- Short exercise
Return every line of the material below word for word, leaving out the pictures.

[Data records]
┏━━
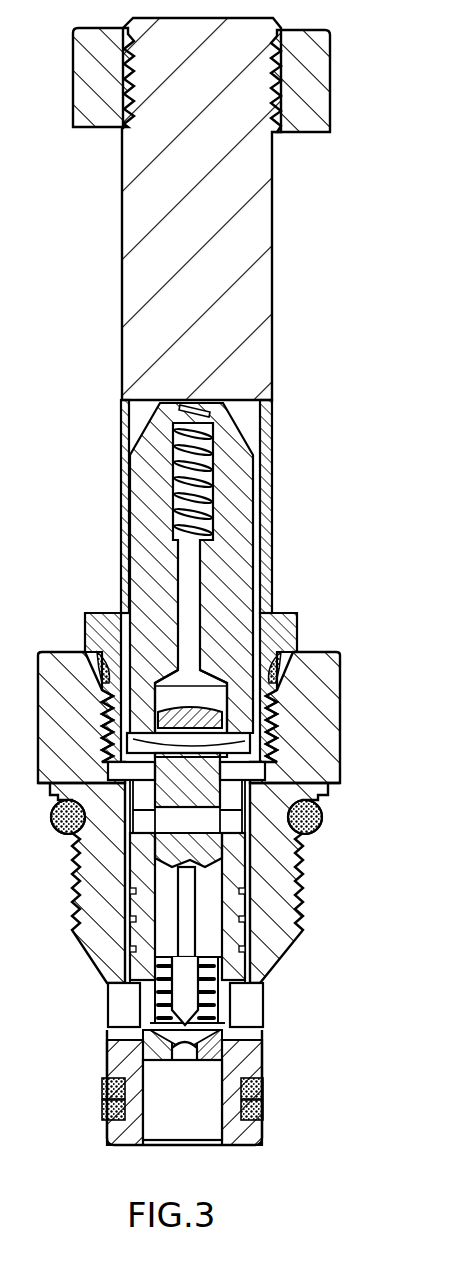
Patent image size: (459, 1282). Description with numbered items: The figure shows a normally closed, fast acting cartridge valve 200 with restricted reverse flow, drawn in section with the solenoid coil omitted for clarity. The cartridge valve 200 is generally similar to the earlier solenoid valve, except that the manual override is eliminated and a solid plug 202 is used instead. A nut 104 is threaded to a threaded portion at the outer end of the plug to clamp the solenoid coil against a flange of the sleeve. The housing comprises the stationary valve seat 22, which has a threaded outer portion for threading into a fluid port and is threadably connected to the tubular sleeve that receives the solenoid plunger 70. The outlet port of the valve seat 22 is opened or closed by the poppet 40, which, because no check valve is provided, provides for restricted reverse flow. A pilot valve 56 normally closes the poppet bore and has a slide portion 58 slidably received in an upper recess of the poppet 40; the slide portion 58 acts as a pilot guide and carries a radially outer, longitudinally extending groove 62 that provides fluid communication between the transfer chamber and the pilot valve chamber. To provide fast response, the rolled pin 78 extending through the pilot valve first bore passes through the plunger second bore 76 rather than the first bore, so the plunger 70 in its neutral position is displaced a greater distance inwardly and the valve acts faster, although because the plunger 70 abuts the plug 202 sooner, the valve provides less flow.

The cartridge valve 200 is at (287, 354).
The solid plug 202 is at (243, 257).
The nut 104 is at (312, 103).
The solenoid plunger 70 is at (238, 567).
The plunger second bore 76 is at (227, 710).
The rolled pin 78 is at (235, 747).
The valve seat 22 is at (277, 900).
The poppet 40 is at (223, 938).
The slide portion 58 is at (207, 890).
The groove 62 is at (183, 908).
The pilot valve 56 is at (190, 992).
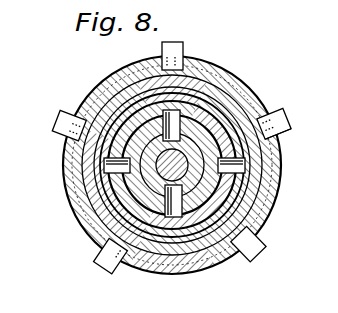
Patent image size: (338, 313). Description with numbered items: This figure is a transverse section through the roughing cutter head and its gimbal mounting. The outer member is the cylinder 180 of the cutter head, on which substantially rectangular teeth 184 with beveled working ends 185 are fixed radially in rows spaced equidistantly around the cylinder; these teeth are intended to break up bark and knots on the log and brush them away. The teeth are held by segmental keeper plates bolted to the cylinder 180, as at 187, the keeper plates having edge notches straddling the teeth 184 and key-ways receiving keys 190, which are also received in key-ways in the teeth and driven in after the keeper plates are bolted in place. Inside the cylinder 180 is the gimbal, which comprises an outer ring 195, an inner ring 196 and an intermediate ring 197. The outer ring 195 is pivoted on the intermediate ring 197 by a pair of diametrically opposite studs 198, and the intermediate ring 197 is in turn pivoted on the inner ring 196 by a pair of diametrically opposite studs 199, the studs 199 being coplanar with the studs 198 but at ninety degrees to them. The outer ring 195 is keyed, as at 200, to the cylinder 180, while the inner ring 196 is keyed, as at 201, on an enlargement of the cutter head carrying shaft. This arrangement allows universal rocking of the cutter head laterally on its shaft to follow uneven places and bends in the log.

The cylinder 180 is at (85, 190).
The teeth 184 is at (274, 106).
The beveled working ends 185 is at (291, 126).
The bolts 187 is at (133, 270).
The keys 190 is at (270, 107).
The outer ring 195 is at (277, 195).
The inner ring 196 is at (97, 222).
The intermediate ring 197 is at (185, 190).
The studs 198 is at (104, 164).
The studs 199 is at (116, 87).
The key 200 is at (217, 112).
The key 201 is at (182, 150).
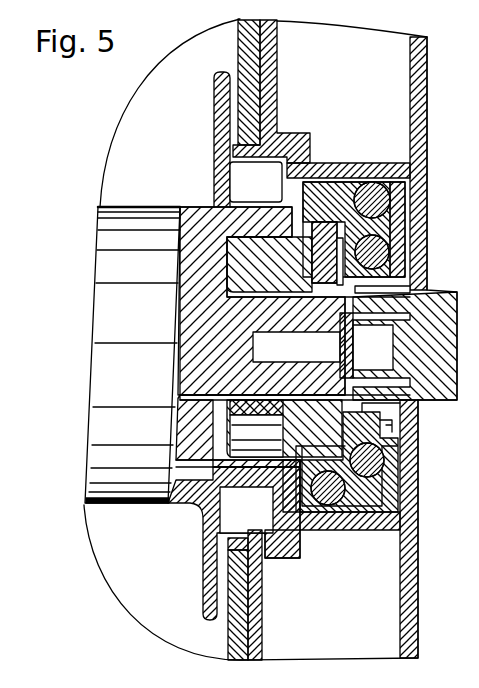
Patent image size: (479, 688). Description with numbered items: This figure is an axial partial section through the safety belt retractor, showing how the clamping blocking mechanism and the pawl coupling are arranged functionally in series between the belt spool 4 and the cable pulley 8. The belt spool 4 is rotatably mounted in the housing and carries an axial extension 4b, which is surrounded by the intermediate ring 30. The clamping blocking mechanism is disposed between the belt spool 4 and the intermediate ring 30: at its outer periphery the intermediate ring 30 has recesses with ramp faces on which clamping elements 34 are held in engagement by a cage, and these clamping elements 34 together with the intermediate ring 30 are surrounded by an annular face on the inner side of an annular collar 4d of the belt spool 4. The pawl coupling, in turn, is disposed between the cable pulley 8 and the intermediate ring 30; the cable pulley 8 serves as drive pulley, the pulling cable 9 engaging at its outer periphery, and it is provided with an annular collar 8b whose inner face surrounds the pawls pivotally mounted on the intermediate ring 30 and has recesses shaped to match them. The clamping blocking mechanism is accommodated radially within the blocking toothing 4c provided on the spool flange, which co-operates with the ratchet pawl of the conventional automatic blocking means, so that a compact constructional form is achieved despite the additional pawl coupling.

The belt spool 4 is at (130, 228).
The intermediate ring 30 is at (270, 346).
The annular collar 8b is at (333, 195).
The axial extension 4b is at (395, 289).
The cable pulley 8 is at (397, 434).
The pulling cable 9 is at (393, 462).
The clamping elements 34 is at (192, 504).
The annular collar 4d is at (221, 517).
The blocking toothing 4c is at (272, 535).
┗━━
- Exercise solution
Patent image size: (459, 1282). Description with numbered items: The figure shows a normally closed, fast acting cartridge valve 200 with restricted reverse flow, drawn in section with the solenoid coil omitted for clarity. The cartridge valve 200 is generally similar to the earlier solenoid valve, except that the manual override is eliminated and a solid plug 202 is used instead. A nut 104 is threaded to a threaded portion at the outer end of the plug to clamp the solenoid coil against a flange of the sleeve. The housing comprises the stationary valve seat 22, which has a threaded outer portion for threading into a fluid port and is threadably connected to the tubular sleeve that receives the solenoid plunger 70. The outlet port of the valve seat 22 is opened or closed by the poppet 40, which, because no check valve is provided, provides for restricted reverse flow. A pilot valve 56 normally closes the poppet bore and has a slide portion 58 slidably received in an upper recess of the poppet 40; the slide portion 58 acts as a pilot guide and carries a radially outer, longitudinally extending groove 62 that provides fluid communication between the transfer chamber and the pilot valve chamber. To provide fast response, the rolled pin 78 extending through the pilot valve first bore passes through the plunger second bore 76 rather than the first bore, so the plunger 70 in its neutral position is displaced a greater distance inwardly and the valve acts faster, although because the plunger 70 abuts the plug 202 sooner, the valve provides less flow.

The cartridge valve 200 is at (287, 354).
The solid plug 202 is at (243, 257).
The nut 104 is at (312, 103).
The solenoid plunger 70 is at (238, 567).
The plunger second bore 76 is at (227, 710).
The rolled pin 78 is at (235, 747).
The valve seat 22 is at (277, 900).
The poppet 40 is at (223, 938).
The slide portion 58 is at (207, 890).
The groove 62 is at (183, 908).
The pilot valve 56 is at (190, 992).
Patent image size: (338, 313). Description with numbered items: This figure is a transverse section through the roughing cutter head and its gimbal mounting. The outer member is the cylinder 180 of the cutter head, on which substantially rectangular teeth 184 with beveled working ends 185 are fixed radially in rows spaced equidistantly around the cylinder; these teeth are intended to break up bark and knots on the log and brush them away. The teeth are held by segmental keeper plates bolted to the cylinder 180, as at 187, the keeper plates having edge notches straddling the teeth 184 and key-ways receiving keys 190, which are also received in key-ways in the teeth and driven in after the keeper plates are bolted in place. Inside the cylinder 180 is the gimbal, which comprises an outer ring 195, an inner ring 196 and an intermediate ring 197. The outer ring 195 is pivoted on the intermediate ring 197 by a pair of diametrically opposite studs 198, and the intermediate ring 197 is in turn pivoted on the inner ring 196 by a pair of diametrically opposite studs 199, the studs 199 being coplanar with the studs 198 but at ninety degrees to them. The outer ring 195 is keyed, as at 200, to the cylinder 180, while the inner ring 196 is keyed, as at 201, on an enlargement of the cutter head carrying shaft. This arrangement allows universal rocking of the cutter head laterally on its shaft to follow uneven places and bends in the log.

The cylinder 180 is at (85, 190).
The teeth 184 is at (274, 106).
The beveled working ends 185 is at (291, 126).
The bolts 187 is at (133, 270).
The keys 190 is at (270, 107).
The outer ring 195 is at (277, 195).
The inner ring 196 is at (97, 222).
The intermediate ring 197 is at (185, 190).
The studs 198 is at (104, 164).
The studs 199 is at (116, 87).
The key 200 is at (217, 112).
The key 201 is at (182, 150).
Patent image size: (479, 688). Description with numbered items: This figure is an axial partial section through the safety belt retractor, showing how the clamping blocking mechanism and the pawl coupling are arranged functionally in series between the belt spool 4 and the cable pulley 8. The belt spool 4 is rotatably mounted in the housing and carries an axial extension 4b, which is surrounded by the intermediate ring 30. The clamping blocking mechanism is disposed between the belt spool 4 and the intermediate ring 30: at its outer periphery the intermediate ring 30 has recesses with ramp faces on which clamping elements 34 are held in engagement by a cage, and these clamping elements 34 together with the intermediate ring 30 are surrounded by an annular face on the inner side of an annular collar 4d of the belt spool 4. The pawl coupling, in turn, is disposed between the cable pulley 8 and the intermediate ring 30; the cable pulley 8 serves as drive pulley, the pulling cable 9 engaging at its outer periphery, and it is provided with an annular collar 8b whose inner face surrounds the pawls pivotally mounted on the intermediate ring 30 and has recesses shaped to match them. The clamping blocking mechanism is accommodated radially within the blocking toothing 4c provided on the spool flange, which co-operates with the ratchet pawl of the conventional automatic blocking means, so that a compact constructional form is achieved despite the additional pawl coupling.

The belt spool 4 is at (130, 228).
The intermediate ring 30 is at (270, 346).
The annular collar 8b is at (333, 195).
The axial extension 4b is at (395, 289).
The cable pulley 8 is at (397, 434).
The pulling cable 9 is at (393, 462).
The clamping elements 34 is at (192, 504).
The annular collar 4d is at (221, 517).
The blocking toothing 4c is at (272, 535).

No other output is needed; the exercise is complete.